-- Stated problem --
Report how many lines contain the word "valodas"; answer with the number only.

·····

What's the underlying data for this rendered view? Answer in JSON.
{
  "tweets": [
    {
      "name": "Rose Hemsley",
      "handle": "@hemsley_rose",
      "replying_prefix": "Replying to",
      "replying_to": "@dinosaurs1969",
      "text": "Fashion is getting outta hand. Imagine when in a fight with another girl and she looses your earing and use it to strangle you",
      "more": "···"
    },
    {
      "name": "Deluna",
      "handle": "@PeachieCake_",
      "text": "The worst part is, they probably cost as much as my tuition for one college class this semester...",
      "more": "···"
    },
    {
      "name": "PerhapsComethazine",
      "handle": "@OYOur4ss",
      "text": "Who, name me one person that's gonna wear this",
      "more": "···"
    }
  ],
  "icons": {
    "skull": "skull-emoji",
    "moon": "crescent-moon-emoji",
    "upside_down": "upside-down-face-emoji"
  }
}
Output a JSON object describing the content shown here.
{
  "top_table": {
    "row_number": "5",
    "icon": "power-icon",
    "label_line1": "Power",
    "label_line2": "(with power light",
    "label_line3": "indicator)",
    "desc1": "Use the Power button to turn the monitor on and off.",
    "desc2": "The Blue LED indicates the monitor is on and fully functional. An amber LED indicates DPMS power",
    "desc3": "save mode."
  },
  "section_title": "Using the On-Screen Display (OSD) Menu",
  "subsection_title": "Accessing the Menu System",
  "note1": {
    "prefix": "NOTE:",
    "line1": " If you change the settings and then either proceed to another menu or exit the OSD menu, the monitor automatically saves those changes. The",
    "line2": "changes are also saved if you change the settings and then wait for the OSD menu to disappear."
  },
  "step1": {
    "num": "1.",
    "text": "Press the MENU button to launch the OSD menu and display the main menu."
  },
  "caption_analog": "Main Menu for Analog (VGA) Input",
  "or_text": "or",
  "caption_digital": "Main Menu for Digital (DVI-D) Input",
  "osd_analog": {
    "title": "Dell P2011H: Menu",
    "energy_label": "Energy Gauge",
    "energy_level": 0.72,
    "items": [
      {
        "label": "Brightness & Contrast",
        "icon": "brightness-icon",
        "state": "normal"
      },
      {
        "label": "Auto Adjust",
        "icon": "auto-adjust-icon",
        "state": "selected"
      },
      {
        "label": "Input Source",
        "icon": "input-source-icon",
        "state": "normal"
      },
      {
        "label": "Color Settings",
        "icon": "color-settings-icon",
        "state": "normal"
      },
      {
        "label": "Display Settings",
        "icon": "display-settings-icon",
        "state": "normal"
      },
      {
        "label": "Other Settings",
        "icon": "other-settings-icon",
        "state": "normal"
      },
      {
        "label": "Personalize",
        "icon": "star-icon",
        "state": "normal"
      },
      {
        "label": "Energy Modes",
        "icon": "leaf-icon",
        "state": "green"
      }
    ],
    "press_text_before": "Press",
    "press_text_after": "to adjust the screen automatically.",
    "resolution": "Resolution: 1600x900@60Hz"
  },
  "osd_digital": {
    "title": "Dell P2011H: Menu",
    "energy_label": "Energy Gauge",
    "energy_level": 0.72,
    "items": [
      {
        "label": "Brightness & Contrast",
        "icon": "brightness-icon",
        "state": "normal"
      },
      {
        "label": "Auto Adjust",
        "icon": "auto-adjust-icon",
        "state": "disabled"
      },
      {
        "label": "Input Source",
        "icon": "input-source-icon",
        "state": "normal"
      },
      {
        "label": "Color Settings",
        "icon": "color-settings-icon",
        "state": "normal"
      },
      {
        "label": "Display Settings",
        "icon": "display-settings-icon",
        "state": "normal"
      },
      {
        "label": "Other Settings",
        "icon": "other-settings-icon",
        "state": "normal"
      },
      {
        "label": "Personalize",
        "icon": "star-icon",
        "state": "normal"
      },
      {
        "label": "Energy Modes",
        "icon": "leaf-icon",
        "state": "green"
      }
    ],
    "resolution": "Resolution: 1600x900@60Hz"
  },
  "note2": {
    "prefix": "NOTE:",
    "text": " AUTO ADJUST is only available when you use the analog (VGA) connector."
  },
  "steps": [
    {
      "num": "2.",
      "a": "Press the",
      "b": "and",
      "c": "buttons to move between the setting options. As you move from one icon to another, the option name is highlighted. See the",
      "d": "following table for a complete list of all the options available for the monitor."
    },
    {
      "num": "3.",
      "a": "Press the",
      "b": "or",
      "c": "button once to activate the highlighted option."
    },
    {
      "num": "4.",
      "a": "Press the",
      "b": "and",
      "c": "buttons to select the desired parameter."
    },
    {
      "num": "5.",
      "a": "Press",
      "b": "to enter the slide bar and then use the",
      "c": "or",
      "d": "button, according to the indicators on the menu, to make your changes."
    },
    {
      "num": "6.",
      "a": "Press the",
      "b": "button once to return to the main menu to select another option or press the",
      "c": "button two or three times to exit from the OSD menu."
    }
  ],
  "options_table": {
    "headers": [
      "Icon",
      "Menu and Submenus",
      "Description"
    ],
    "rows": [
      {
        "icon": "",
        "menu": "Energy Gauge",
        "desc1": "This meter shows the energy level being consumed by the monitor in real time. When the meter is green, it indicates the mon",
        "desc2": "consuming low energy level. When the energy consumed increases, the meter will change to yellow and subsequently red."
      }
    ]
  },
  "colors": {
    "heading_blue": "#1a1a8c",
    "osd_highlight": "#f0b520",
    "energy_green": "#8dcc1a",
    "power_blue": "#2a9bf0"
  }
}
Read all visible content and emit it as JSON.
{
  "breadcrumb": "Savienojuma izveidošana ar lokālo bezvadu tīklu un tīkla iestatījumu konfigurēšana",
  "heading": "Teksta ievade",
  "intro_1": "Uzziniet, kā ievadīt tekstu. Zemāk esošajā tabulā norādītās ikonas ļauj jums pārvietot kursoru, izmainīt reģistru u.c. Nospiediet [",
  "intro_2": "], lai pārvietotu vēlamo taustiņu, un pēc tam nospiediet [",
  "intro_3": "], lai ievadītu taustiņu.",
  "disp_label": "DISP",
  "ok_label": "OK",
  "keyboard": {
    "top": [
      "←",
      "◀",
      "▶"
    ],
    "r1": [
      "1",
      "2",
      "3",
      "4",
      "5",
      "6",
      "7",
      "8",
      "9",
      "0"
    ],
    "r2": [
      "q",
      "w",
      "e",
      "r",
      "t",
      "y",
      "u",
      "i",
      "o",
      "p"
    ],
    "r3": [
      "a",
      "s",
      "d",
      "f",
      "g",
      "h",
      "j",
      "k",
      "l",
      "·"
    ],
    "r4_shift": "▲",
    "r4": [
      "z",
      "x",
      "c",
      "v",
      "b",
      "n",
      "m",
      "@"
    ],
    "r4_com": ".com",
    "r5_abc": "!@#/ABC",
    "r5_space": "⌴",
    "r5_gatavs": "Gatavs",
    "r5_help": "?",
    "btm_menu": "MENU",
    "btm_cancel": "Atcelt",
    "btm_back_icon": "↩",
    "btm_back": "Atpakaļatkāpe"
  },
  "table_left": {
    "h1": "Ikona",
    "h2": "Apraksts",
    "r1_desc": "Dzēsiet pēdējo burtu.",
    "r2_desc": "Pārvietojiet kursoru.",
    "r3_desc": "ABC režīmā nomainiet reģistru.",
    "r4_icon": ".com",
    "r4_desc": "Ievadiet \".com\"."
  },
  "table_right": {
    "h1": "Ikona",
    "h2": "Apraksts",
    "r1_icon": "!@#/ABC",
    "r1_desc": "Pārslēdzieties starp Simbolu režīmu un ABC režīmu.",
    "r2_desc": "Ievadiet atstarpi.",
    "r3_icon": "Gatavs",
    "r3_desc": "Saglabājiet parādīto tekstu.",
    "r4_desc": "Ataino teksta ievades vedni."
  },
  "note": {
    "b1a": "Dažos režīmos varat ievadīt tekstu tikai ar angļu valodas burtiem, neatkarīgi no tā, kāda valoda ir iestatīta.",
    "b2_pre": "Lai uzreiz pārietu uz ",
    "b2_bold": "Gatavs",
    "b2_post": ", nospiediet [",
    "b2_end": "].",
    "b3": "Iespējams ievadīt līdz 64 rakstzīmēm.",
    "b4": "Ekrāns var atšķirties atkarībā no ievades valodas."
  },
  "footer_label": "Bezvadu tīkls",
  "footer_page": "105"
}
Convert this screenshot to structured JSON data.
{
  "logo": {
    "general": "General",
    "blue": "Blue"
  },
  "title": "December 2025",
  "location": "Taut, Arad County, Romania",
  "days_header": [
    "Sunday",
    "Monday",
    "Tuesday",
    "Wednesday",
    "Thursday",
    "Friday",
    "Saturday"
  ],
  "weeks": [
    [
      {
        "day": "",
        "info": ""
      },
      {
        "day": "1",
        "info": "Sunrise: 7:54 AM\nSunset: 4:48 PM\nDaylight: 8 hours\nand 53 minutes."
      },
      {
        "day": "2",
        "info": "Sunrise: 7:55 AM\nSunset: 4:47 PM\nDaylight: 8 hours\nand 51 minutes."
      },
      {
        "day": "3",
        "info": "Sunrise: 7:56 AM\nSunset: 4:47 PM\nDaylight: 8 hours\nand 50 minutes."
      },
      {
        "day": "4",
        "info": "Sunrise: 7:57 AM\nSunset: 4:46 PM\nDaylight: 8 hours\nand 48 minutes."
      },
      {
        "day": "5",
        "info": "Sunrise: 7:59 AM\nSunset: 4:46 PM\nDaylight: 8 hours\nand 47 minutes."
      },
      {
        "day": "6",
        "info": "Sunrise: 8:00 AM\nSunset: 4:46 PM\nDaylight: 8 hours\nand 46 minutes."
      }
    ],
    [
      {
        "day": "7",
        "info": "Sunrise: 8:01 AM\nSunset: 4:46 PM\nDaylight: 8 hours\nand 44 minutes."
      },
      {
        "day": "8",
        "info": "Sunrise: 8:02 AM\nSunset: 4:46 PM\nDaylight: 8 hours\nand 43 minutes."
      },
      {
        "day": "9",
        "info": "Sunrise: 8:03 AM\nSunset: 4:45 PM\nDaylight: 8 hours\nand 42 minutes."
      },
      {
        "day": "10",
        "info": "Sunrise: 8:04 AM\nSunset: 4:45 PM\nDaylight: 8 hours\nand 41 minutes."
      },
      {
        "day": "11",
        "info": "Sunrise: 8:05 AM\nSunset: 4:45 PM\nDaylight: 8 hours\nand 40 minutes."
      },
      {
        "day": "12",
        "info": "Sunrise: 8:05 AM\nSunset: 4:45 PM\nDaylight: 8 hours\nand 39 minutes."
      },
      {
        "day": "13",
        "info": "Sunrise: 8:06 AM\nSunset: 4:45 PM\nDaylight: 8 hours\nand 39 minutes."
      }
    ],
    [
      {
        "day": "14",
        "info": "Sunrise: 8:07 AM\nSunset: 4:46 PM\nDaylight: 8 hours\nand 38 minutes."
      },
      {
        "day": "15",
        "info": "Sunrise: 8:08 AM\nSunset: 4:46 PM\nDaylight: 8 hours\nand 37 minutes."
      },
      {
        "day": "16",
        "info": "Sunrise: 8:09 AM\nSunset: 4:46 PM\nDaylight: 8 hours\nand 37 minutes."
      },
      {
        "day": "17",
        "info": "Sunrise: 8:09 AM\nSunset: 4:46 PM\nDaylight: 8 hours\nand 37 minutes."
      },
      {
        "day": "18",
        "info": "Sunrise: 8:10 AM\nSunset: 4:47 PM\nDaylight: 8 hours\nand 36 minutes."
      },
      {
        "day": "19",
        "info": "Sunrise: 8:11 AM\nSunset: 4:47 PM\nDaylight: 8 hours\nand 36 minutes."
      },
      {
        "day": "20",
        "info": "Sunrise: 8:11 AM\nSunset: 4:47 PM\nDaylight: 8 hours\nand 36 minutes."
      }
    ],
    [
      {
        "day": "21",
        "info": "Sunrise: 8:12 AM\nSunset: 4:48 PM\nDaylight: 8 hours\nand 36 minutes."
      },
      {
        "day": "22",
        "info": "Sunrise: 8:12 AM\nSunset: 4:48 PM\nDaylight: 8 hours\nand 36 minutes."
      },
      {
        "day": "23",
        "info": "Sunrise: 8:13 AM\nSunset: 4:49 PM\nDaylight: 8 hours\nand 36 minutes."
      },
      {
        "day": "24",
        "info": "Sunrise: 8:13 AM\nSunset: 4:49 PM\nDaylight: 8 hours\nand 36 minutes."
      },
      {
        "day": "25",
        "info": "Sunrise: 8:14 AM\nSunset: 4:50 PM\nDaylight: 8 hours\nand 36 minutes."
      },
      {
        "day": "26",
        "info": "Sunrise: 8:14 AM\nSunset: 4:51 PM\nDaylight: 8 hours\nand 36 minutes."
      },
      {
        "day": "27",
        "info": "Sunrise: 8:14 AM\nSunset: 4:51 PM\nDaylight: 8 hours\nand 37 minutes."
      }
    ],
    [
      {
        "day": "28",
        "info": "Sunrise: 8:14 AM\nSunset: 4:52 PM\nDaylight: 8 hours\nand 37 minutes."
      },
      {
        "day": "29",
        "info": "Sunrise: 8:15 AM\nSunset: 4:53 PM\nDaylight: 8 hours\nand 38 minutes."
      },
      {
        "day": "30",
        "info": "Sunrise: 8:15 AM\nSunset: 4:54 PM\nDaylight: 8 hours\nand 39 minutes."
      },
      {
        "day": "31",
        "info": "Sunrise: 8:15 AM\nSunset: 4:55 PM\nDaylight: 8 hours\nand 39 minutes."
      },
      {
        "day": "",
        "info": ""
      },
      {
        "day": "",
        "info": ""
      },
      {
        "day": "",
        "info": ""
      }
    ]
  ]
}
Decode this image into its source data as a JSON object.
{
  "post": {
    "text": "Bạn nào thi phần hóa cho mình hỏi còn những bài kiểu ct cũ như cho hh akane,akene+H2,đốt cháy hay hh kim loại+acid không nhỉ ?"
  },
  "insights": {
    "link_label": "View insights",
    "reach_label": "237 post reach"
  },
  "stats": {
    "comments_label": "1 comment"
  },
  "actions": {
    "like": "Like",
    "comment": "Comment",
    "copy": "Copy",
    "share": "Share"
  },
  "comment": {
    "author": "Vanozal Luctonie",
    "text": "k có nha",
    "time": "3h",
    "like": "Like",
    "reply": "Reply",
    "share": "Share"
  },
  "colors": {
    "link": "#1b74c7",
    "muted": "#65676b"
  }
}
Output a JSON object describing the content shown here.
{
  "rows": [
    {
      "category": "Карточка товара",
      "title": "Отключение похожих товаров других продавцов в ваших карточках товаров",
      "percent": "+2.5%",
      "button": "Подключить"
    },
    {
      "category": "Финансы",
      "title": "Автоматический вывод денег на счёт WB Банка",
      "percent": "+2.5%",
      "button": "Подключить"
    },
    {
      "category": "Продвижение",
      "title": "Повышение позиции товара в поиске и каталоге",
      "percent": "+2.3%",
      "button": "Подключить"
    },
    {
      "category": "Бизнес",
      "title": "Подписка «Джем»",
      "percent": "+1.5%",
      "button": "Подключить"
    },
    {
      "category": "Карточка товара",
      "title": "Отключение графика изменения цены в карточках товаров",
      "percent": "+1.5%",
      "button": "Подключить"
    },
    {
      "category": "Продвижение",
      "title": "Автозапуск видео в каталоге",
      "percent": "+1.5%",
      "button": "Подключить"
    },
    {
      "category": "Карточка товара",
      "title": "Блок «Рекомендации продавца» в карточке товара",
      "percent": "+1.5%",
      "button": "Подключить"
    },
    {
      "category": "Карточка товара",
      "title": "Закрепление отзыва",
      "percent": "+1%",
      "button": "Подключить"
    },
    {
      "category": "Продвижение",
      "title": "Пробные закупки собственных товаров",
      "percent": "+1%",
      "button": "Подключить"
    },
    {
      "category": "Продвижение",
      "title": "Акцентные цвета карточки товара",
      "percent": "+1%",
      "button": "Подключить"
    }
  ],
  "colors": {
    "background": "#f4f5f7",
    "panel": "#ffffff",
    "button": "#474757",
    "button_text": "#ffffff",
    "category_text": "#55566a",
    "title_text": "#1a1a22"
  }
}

·····

-- Solved exercise --
2